Aim: For every line in the data below that contains "this", copy the line.

Data listing:
+ + + + +

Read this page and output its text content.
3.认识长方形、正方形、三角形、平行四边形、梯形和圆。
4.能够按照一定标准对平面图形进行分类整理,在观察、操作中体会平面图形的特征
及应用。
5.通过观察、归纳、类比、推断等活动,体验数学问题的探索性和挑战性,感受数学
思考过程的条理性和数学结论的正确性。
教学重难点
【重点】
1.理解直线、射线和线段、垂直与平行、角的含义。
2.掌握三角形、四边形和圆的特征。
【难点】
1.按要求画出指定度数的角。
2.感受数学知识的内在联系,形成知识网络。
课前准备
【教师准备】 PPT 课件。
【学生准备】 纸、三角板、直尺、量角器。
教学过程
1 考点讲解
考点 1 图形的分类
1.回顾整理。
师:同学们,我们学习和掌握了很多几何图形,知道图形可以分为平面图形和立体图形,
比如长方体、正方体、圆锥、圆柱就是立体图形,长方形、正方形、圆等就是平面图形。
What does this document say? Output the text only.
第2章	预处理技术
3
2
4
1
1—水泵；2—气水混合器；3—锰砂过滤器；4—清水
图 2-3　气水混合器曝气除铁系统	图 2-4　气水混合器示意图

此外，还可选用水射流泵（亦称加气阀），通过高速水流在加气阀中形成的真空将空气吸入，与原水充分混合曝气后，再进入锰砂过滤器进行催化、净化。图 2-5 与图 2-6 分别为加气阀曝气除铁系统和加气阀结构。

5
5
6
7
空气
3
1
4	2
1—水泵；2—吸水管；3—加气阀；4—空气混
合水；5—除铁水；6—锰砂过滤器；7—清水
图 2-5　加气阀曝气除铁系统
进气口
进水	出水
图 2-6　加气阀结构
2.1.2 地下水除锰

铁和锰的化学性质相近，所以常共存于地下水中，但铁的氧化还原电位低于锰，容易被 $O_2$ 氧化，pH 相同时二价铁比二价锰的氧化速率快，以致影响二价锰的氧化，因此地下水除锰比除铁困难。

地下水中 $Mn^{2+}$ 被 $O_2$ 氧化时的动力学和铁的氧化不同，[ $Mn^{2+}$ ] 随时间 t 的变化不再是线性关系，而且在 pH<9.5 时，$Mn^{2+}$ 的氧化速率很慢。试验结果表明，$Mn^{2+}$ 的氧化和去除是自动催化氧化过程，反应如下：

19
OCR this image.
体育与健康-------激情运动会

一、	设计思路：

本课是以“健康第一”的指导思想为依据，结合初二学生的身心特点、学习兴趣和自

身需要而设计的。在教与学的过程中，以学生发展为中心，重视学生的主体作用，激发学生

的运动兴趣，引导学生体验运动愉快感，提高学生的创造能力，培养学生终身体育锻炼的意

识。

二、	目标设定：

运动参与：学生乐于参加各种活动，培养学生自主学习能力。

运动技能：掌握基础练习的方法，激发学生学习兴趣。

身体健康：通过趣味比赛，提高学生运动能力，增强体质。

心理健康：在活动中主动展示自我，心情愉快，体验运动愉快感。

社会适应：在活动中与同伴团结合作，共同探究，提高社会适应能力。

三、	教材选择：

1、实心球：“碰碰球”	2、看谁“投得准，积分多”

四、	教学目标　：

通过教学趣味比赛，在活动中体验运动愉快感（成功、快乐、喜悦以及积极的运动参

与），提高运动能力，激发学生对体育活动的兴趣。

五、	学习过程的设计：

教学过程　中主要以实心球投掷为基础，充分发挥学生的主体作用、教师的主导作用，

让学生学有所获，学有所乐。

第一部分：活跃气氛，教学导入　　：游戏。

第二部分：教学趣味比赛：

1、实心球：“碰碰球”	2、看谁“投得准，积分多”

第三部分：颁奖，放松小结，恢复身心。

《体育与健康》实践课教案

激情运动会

+ + + + +

Completed exercise:
Read this page and output its text content.
What does this document say? Output the text only.
OCR this image.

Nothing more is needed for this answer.